__What this task involves__: Read through the records below and copy each line that uses the word "Ezek".

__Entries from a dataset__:

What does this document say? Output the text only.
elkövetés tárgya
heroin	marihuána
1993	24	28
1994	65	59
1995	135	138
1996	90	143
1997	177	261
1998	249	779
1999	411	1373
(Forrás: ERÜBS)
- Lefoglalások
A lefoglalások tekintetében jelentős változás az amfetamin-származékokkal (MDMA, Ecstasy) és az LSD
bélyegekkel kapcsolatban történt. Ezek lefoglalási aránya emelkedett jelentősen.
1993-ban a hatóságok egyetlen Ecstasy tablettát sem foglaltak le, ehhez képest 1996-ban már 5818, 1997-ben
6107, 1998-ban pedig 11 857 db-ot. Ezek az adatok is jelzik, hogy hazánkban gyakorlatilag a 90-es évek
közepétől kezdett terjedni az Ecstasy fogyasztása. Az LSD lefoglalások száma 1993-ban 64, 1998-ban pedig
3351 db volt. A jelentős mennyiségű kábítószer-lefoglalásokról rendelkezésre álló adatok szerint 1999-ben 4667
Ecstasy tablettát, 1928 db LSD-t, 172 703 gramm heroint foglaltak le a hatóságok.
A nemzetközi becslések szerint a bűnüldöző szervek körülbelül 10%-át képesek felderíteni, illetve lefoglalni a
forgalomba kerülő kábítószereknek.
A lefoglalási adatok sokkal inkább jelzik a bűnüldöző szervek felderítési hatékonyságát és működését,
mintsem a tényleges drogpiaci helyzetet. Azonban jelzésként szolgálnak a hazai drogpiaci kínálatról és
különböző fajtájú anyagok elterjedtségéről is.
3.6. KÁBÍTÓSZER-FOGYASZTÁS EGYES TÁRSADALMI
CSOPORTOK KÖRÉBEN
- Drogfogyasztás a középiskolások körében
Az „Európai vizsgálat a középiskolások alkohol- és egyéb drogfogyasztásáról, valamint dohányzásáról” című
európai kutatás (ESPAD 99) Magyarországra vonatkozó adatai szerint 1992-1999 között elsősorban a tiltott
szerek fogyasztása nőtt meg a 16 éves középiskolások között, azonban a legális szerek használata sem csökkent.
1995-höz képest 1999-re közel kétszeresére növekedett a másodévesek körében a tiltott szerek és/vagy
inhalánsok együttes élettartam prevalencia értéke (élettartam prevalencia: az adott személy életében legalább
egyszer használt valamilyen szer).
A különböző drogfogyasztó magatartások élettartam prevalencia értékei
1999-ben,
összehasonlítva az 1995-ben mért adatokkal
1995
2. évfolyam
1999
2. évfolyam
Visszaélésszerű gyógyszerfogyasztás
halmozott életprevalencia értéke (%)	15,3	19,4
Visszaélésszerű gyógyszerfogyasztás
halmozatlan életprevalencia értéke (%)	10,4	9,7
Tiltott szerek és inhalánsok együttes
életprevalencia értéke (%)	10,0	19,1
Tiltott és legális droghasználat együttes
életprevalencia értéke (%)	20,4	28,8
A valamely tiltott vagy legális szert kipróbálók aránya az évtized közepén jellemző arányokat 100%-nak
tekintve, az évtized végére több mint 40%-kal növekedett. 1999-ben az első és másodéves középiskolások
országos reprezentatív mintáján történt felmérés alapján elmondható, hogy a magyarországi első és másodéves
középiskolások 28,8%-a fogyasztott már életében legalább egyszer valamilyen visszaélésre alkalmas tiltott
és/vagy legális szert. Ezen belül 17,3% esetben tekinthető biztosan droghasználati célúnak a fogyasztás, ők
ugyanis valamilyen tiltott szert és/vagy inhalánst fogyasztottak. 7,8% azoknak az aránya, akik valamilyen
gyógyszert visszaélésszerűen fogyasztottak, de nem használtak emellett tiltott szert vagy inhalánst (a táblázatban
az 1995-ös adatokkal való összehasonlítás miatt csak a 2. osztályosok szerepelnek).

__Result of the task__:
bélyegekkel kapcsolatban történt. Ezek lefoglalási aránya emelkedett jelentősen.
6107, 1998-ban pedig 11 857 db-ot. Ezek az adatok is jelzik, hogy hazánkban gyakorlatilag a 90-es évek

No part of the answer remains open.